**YOUR OBJECTIVE**
Rewrite the material with every "s2-line" changed to "section2-line", keeping everything else the same. Leave the pictures out.

**MATERIAL TO PROCESS**
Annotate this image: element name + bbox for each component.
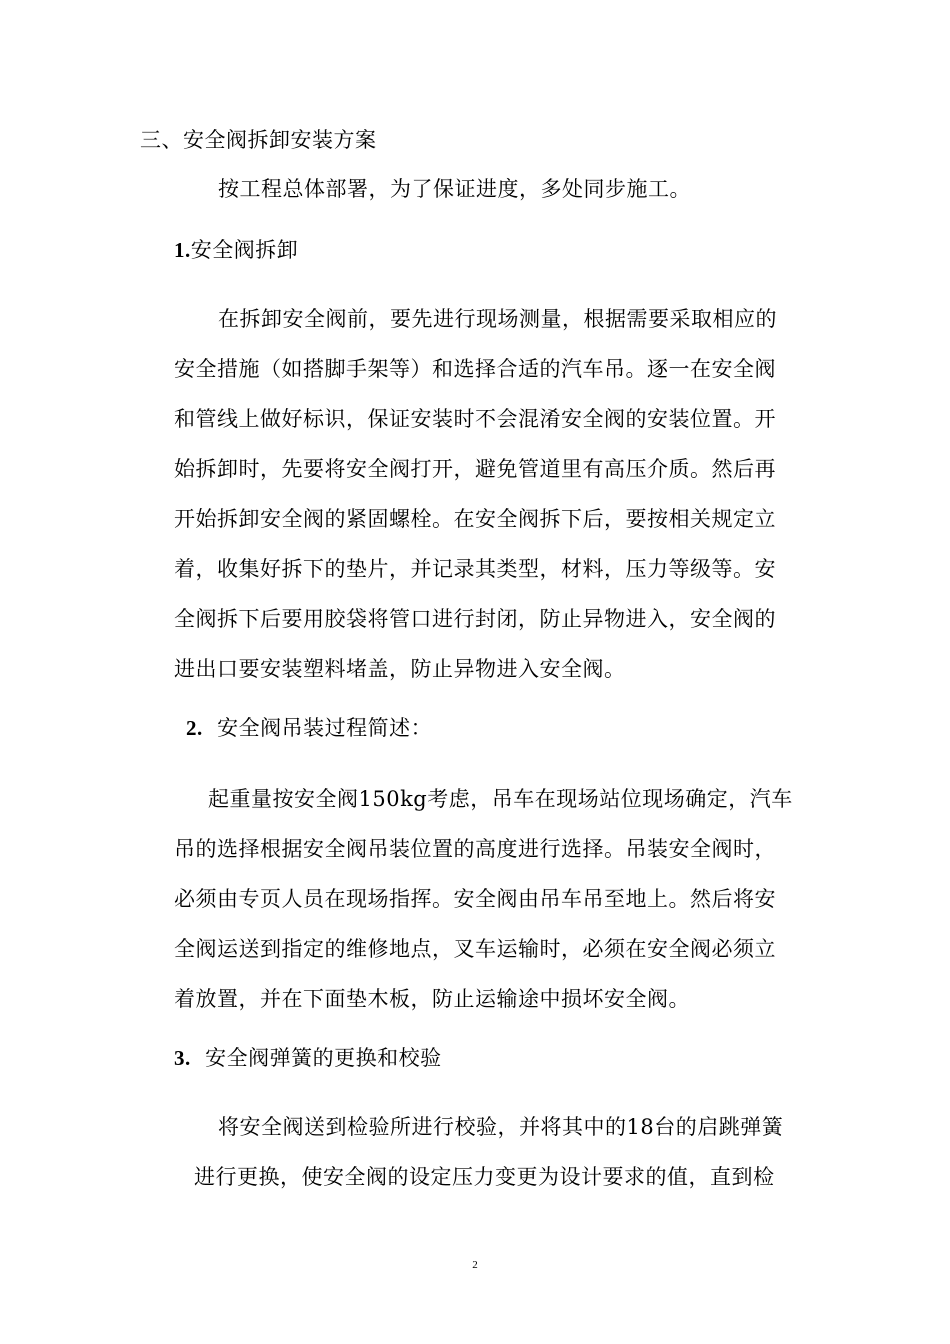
heading-1-number: 1. (174, 238, 191, 262)
section-title: 三、安全阀拆卸安装方案 (140, 128, 377, 152)
s2-line: 吊的选择根据安全阀吊装位置的高度进行选择。吊装安全阀时， (174, 837, 776, 861)
heading-3 (174, 1044, 442, 1072)
s2-line: 必须由专页人员在现场指挥。安全阀由吊车吊至地上。然后将安 (174, 887, 776, 911)
s3-line: 进行更换，使安全阀的设定压力变更为设计要求的值，直到检 (194, 1165, 775, 1189)
heading-1 (174, 236, 298, 264)
s2-line: 起重量按安全阀150kg考虑，吊车在现场站位现场确定，汽车 (208, 787, 793, 811)
s1-line: 全阀拆下后要用胶袋将管口进行封闭，防止异物进入，安全阀的 (174, 607, 776, 631)
heading-1-title: 安全阀拆卸 (190, 238, 299, 262)
intro-paragraph: 按工程总体部署，为了保证进度，多处同步施工。 (218, 177, 691, 201)
s1-line: 着，收集好拆下的垫片，并记录其类型，材料，压力等级等。安 (174, 557, 776, 581)
heading-2 (186, 714, 432, 742)
s2-line: 全阀运送到指定的维修地点，叉车运输时，必须在安全阀必须立 (174, 937, 776, 961)
heading-3-title: 安全阀弹簧的更换和校验 (205, 1046, 442, 1070)
s1-line: 始拆卸时，先要将安全阀打开，避免管道里有高压介质。然后再 (174, 457, 776, 481)
s1-line: 在拆卸安全阀前，要先进行现场测量，根据需要采取相应的 (218, 307, 777, 331)
s1-line: 开始拆卸安全阀的紧固螺栓。在安全阀拆下后，要按相关规定立 (174, 507, 776, 531)
s2-line: 着放置，并在下面垫木板，防止运输途中损坏安全阀。 (174, 987, 690, 1011)
heading-3-number: 3. (174, 1046, 191, 1070)
heading-2-number: 2. (186, 716, 203, 740)
heading-2-title: 安全阀吊装过程简述： (217, 716, 433, 740)
page-number: 2 (472, 1259, 478, 1271)
s1-line: 安全措施（如搭脚手架等）和选择合适的汽车吊。逐一在安全阀 (174, 357, 776, 381)
s3-line: 将安全阀送到检验所进行校验，并将其中的18台的启跳弹簧 (218, 1115, 784, 1139)
s1-line: 和管线上做好标识，保证安装时不会混淆安全阀的安装位置。开 (174, 407, 776, 431)
s1-line: 进出口要安装塑料堵盖，防止异物进入安全阀。 (174, 657, 626, 681)
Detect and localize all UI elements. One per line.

**SOLUTION FOR THIS EXERCISE**
Annotate this image: element name + bbox for each component.
heading-1-number: 1. (174, 238, 191, 262)
section-title: 三、安全阀拆卸安装方案 (140, 128, 377, 152)
section2-line: 吊的选择根据安全阀吊装位置的高度进行选择。吊装安全阀时， (174, 837, 776, 861)
heading-3 (174, 1044, 442, 1072)
section2-line: 必须由专页人员在现场指挥。安全阀由吊车吊至地上。然后将安 (174, 887, 776, 911)
s3-line: 进行更换，使安全阀的设定压力变更为设计要求的值，直到检 (194, 1165, 775, 1189)
heading-1 (174, 236, 298, 264)
section2-line: 起重量按安全阀150kg考虑，吊车在现场站位现场确定，汽车 (208, 787, 793, 811)
s1-line: 全阀拆下后要用胶袋将管口进行封闭，防止异物进入，安全阀的 (174, 607, 776, 631)
heading-1-title: 安全阀拆卸 (190, 238, 299, 262)
intro-paragraph: 按工程总体部署，为了保证进度，多处同步施工。 (218, 177, 691, 201)
s1-line: 着，收集好拆下的垫片，并记录其类型，材料，压力等级等。安 (174, 557, 776, 581)
heading-2 (186, 714, 432, 742)
section2-line: 全阀运送到指定的维修地点，叉车运输时，必须在安全阀必须立 (174, 937, 776, 961)
heading-3-title: 安全阀弹簧的更换和校验 (205, 1046, 442, 1070)
s1-line: 始拆卸时，先要将安全阀打开，避免管道里有高压介质。然后再 (174, 457, 776, 481)
s1-line: 在拆卸安全阀前，要先进行现场测量，根据需要采取相应的 (218, 307, 777, 331)
s1-line: 开始拆卸安全阀的紧固螺栓。在安全阀拆下后，要按相关规定立 (174, 507, 776, 531)
section2-line: 着放置，并在下面垫木板，防止运输途中损坏安全阀。 (174, 987, 690, 1011)
heading-3-number: 3. (174, 1046, 191, 1070)
heading-2-number: 2. (186, 716, 203, 740)
heading-2-title: 安全阀吊装过程简述： (217, 716, 433, 740)
page-number: 2 (472, 1259, 478, 1271)
s1-line: 安全措施（如搭脚手架等）和选择合适的汽车吊。逐一在安全阀 (174, 357, 776, 381)
s3-line: 将安全阀送到检验所进行校验，并将其中的18台的启跳弹簧 (218, 1115, 784, 1139)
s1-line: 和管线上做好标识，保证安装时不会混淆安全阀的安装位置。开 (174, 407, 776, 431)
s1-line: 进出口要安装塑料堵盖，防止异物进入安全阀。 (174, 657, 626, 681)
Detect and localize all UI elements. One per line.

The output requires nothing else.